▼

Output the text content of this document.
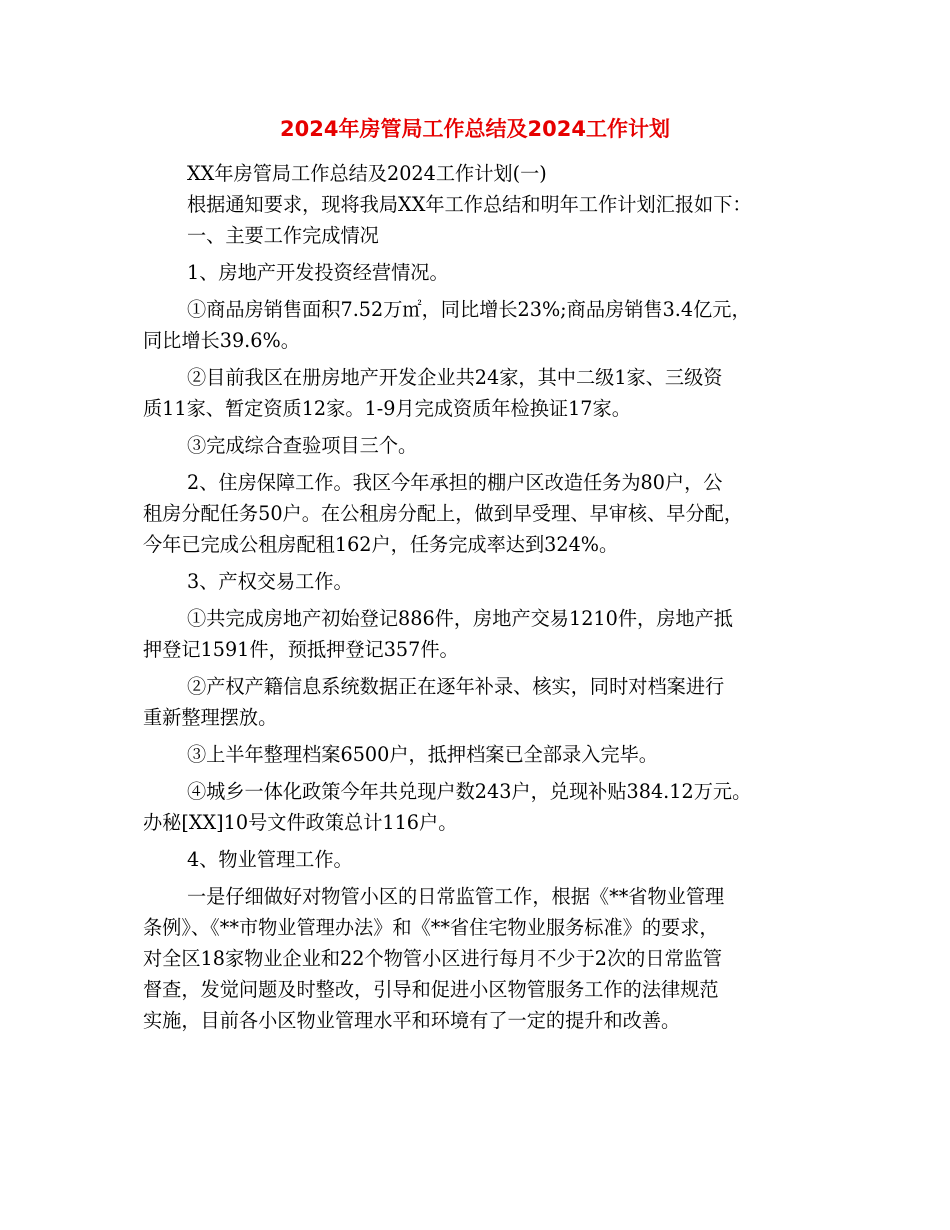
2024年房管局工作总结及2024工作计划
XX年房管局工作总结及2024工作计划(一)
根据通知要求，现将我局XX年工作总结和明年工作计划汇报如下：
一、主要工作完成情况
1、房地产开发投资经营情况。
①商品房销售面积7.52万㎡，同比增长23%;商品房销售3.4亿元，
同比增长39.6%。
②目前我区在册房地产开发企业共24家，其中二级1家、三级资
质11家、暂定资质12家。1-9月完成资质年检换证17家。
③完成综合查验项目三个。
2、住房保障工作。我区今年承担的棚户区改造任务为80户，公
租房分配任务50户。在公租房分配上，做到早受理、早审核、早分配，
今年已完成公租房配租162户，任务完成率达到324%。
3、产权交易工作。
①共完成房地产初始登记886件，房地产交易1210件，房地产抵
押登记1591件，预抵押登记357件。
②产权产籍信息系统数据正在逐年补录、核实，同时对档案进行
重新整理摆放。
③上半年整理档案6500户，抵押档案已全部录入完毕。
④城乡一体化政策今年共兑现户数243户，兑现补贴384.12万元。
办秘[XX]10号文件政策总计116户。
4、物业管理工作。
一是仔细做好对物管小区的日常监管工作，根据《**省物业管理
条例》、《**市物业管理办法》和《**省住宅物业服务标准》的要求，
对全区18家物业企业和22个物管小区进行每月不少于2次的日常监管
督查，发觉问题及时整改，引导和促进小区物管服务工作的法律规范
实施，目前各小区物业管理水平和环境有了一定的提升和改善。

▲

• AIM OF THE TASK:
Omit the pictures. Output every record above word for word.

• EXERCISE ANSWER:
Output the text content of this document.
2024年房管局工作总结及2024工作计划
XX年房管局工作总结及2024工作计划(一)
根据通知要求，现将我局XX年工作总结和明年工作计划汇报如下：
一、主要工作完成情况
1、房地产开发投资经营情况。
①商品房销售面积7.52万㎡，同比增长23%;商品房销售3.4亿元，
同比增长39.6%。
②目前我区在册房地产开发企业共24家，其中二级1家、三级资
质11家、暂定资质12家。1-9月完成资质年检换证17家。
③完成综合查验项目三个。
2、住房保障工作。我区今年承担的棚户区改造任务为80户，公
租房分配任务50户。在公租房分配上，做到早受理、早审核、早分配，
今年已完成公租房配租162户，任务完成率达到324%。
3、产权交易工作。
①共完成房地产初始登记886件，房地产交易1210件，房地产抵
押登记1591件，预抵押登记357件。
②产权产籍信息系统数据正在逐年补录、核实，同时对档案进行
重新整理摆放。
③上半年整理档案6500户，抵押档案已全部录入完毕。
④城乡一体化政策今年共兑现户数243户，兑现补贴384.12万元。
办秘[XX]10号文件政策总计116户。
4、物业管理工作。
一是仔细做好对物管小区的日常监管工作，根据《**省物业管理
条例》、《**市物业管理办法》和《**省住宅物业服务标准》的要求，
对全区18家物业企业和22个物管小区进行每月不少于2次的日常监管
督查，发觉问题及时整改，引导和促进小区物管服务工作的法律规范
实施，目前各小区物业管理水平和环境有了一定的提升和改善。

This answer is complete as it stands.